─── Input material
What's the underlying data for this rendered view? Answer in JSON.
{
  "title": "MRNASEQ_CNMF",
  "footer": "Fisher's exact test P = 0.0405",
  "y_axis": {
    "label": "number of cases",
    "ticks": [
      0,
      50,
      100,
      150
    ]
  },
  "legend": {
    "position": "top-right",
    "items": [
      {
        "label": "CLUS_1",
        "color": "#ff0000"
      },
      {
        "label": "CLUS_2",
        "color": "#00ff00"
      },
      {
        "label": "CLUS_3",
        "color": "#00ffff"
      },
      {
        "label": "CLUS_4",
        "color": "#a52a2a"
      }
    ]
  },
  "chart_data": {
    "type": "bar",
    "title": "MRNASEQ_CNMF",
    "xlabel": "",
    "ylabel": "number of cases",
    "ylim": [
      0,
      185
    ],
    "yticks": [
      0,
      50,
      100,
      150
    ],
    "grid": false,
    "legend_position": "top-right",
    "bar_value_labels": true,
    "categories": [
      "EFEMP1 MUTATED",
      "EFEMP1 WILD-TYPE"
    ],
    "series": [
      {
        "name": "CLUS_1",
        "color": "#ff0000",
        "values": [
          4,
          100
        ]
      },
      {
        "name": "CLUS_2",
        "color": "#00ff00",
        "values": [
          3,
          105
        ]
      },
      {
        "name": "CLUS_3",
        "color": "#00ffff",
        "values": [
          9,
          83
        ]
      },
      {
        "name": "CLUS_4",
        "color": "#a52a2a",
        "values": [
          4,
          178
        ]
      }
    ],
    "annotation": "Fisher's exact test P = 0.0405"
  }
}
──────
Word for word, give back all the lines above.

Solution to this task:
What's the underlying data for this rendered view? Answer in JSON.
{
  "title": "MRNASEQ_CNMF",
  "footer": "Fisher's exact test P = 0.0405",
  "y_axis": {
    "label": "number of cases",
    "ticks": [
      0,
      50,
      100,
      150
    ]
  },
  "legend": {
    "position": "top-right",
    "items": [
      {
        "label": "CLUS_1",
        "color": "#ff0000"
      },
      {
        "label": "CLUS_2",
        "color": "#00ff00"
      },
      {
        "label": "CLUS_3",
        "color": "#00ffff"
      },
      {
        "label": "CLUS_4",
        "color": "#a52a2a"
      }
    ]
  },
  "chart_data": {
    "type": "bar",
    "title": "MRNASEQ_CNMF",
    "xlabel": "",
    "ylabel": "number of cases",
    "ylim": [
      0,
      185
    ],
    "yticks": [
      0,
      50,
      100,
      150
    ],
    "grid": false,
    "legend_position": "top-right",
    "bar_value_labels": true,
    "categories": [
      "EFEMP1 MUTATED",
      "EFEMP1 WILD-TYPE"
    ],
    "series": [
      {
        "name": "CLUS_1",
        "color": "#ff0000",
        "values": [
          4,
          100
        ]
      },
      {
        "name": "CLUS_2",
        "color": "#00ff00",
        "values": [
          3,
          105
        ]
      },
      {
        "name": "CLUS_3",
        "color": "#00ffff",
        "values": [
          9,
          83
        ]
      },
      {
        "name": "CLUS_4",
        "color": "#a52a2a",
        "values": [
          4,
          178
        ]
      }
    ],
    "annotation": "Fisher's exact test P = 0.0405"
  }
}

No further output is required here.